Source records

◇ ◇ ◇ ◇ ◇

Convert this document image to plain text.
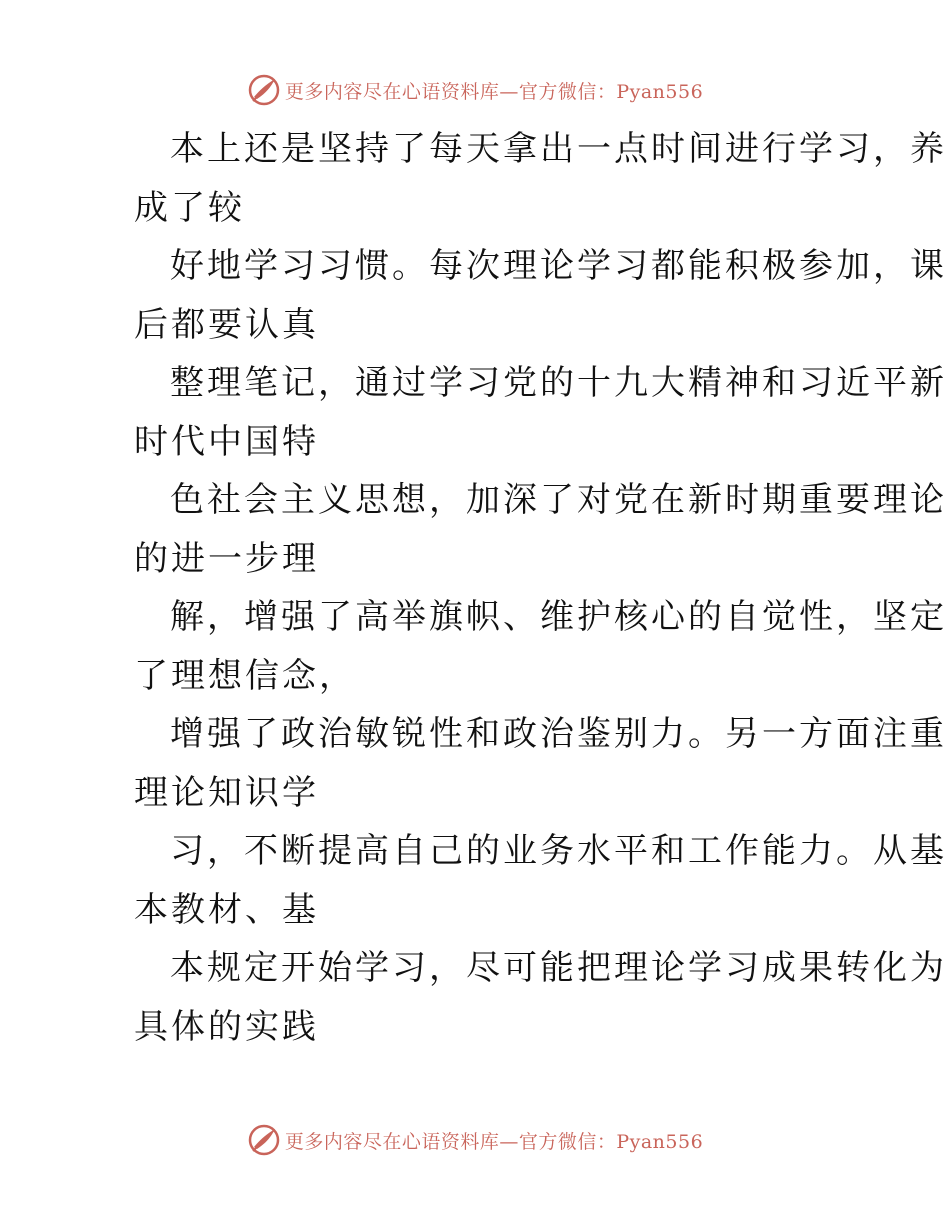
更多内容尽在心语资料库—官方微信：Pyan556
本上还是坚持了每天拿出一点时间进行学习，养
成了较
好地学习习惯。每次理论学习都能积极参加，课
后都要认真
整理笔记，通过学习党的十九大精神和习近平新
时代中国特
色社会主义思想，加深了对党在新时期重要理论
的进一步理
解，增强了高举旗帜、维护核心的自觉性，坚定
了理想信念，
增强了政治敏锐性和政治鉴别力。另一方面注重
理论知识学
习，不断提高自己的业务水平和工作能力。从基
本教材、基
本规定开始学习，尽可能把理论学习成果转化为
具体的实践
更多内容尽在心语资料库—官方微信：Pyan556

◇ ◇ ◇ ◇ ◇

All records should be output exactly, with the pictures left out.

THE RESPONSE:
Convert this document image to plain text.
更多内容尽在心语资料库—官方微信：Pyan556
本上还是坚持了每天拿出一点时间进行学习，养
成了较
好地学习习惯。每次理论学习都能积极参加，课
后都要认真
整理笔记，通过学习党的十九大精神和习近平新
时代中国特
色社会主义思想，加深了对党在新时期重要理论
的进一步理
解，增强了高举旗帜、维护核心的自觉性，坚定
了理想信念，
增强了政治敏锐性和政治鉴别力。另一方面注重
理论知识学
习，不断提高自己的业务水平和工作能力。从基
本教材、基
本规定开始学习，尽可能把理论学习成果转化为
具体的实践
更多内容尽在心语资料库—官方微信：Pyan556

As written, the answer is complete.